### EXERCISE DIRECTIONS
Records follow. Copy every line with "TABLE".
___ TASK INPUTS
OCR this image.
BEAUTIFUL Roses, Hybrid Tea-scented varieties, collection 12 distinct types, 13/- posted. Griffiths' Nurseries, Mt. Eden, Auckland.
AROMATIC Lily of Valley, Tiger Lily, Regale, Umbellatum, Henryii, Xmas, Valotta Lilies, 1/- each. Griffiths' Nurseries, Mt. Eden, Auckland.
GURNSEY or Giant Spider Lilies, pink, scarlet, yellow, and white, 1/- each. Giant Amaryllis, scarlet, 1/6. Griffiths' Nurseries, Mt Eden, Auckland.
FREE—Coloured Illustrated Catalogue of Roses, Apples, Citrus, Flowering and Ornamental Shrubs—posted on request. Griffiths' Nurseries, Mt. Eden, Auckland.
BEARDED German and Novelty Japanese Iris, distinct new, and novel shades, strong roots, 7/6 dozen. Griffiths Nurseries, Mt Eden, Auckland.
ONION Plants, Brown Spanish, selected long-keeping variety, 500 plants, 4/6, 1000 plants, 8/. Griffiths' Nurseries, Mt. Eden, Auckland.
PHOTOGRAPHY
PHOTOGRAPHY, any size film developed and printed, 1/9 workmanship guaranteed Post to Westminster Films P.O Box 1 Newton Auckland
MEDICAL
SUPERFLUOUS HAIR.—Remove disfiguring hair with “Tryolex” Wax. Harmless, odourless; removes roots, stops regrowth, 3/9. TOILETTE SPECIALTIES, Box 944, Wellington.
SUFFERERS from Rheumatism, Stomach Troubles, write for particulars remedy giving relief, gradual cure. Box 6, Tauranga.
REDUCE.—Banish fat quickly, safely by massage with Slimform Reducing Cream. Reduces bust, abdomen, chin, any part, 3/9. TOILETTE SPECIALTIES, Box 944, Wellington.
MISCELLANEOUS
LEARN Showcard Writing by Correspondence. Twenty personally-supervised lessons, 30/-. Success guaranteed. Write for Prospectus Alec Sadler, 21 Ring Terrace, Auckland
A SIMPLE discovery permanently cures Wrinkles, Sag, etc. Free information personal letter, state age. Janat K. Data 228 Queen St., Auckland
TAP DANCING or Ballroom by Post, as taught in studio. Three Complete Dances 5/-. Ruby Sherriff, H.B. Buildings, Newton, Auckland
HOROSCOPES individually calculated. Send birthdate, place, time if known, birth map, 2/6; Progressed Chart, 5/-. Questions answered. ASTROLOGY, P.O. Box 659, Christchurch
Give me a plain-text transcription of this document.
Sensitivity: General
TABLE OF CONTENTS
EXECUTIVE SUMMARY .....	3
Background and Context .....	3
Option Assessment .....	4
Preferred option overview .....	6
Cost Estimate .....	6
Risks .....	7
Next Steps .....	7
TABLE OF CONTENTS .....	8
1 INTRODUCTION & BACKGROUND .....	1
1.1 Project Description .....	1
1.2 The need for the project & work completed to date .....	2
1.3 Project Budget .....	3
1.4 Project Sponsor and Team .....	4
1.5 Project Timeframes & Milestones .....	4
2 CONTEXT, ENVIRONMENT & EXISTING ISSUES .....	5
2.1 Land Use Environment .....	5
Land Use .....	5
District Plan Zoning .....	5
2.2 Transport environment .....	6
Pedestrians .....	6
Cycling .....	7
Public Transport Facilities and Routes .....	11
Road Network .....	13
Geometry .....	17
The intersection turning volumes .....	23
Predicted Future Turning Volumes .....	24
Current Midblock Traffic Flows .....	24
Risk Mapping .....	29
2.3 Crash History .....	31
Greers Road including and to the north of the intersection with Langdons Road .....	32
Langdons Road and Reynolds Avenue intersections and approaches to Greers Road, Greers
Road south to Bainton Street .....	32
______
### RESPONSE TO THIS TASK
TABLE OF CONTENTS
TABLE OF CONTENTS .....	8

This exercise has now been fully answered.